Rows from a dataset:
━━━━━━━━━━━━━━━━━━━━━━━━━━━━━━
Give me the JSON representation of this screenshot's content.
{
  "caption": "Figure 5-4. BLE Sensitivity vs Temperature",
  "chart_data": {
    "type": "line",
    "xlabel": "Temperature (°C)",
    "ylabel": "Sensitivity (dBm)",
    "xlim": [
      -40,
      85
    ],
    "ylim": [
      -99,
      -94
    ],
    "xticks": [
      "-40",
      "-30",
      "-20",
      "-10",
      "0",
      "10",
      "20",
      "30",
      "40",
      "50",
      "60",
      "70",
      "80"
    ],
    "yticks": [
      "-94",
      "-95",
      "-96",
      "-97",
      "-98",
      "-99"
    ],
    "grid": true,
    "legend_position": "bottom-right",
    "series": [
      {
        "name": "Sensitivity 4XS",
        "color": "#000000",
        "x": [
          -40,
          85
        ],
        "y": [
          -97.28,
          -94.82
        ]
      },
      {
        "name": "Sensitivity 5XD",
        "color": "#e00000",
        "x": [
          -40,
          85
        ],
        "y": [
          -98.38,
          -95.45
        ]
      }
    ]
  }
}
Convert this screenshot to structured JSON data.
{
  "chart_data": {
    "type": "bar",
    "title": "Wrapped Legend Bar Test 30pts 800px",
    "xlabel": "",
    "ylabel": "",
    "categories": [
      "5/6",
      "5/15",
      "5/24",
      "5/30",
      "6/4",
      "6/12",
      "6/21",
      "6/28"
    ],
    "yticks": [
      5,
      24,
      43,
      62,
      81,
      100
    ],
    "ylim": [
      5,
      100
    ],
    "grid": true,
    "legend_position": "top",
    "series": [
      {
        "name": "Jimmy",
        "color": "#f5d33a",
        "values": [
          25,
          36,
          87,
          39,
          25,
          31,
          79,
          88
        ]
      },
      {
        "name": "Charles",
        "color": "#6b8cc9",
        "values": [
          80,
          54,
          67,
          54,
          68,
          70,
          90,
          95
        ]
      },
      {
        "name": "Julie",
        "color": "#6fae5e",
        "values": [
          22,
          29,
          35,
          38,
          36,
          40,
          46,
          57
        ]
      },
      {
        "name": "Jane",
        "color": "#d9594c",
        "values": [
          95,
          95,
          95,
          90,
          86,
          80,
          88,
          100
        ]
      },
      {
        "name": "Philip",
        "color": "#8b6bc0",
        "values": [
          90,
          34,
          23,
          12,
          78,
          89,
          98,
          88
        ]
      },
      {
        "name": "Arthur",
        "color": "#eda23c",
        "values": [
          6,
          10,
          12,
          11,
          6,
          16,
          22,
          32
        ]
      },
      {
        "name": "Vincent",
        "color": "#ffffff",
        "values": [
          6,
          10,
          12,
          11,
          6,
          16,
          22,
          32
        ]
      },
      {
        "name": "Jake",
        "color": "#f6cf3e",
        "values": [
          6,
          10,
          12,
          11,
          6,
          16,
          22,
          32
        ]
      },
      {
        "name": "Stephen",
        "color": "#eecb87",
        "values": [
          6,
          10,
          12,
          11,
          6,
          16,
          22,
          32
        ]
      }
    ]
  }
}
━━━━━━━━━━━━━━━━━━━━━━━━━━━━━━
◆ What is needed ◆
From the entries above, copy every line where the word "JSON" shows up.

◆ Problem solution ◆
Give me the JSON representation of this screenshot's content.
Convert this screenshot to structured JSON data.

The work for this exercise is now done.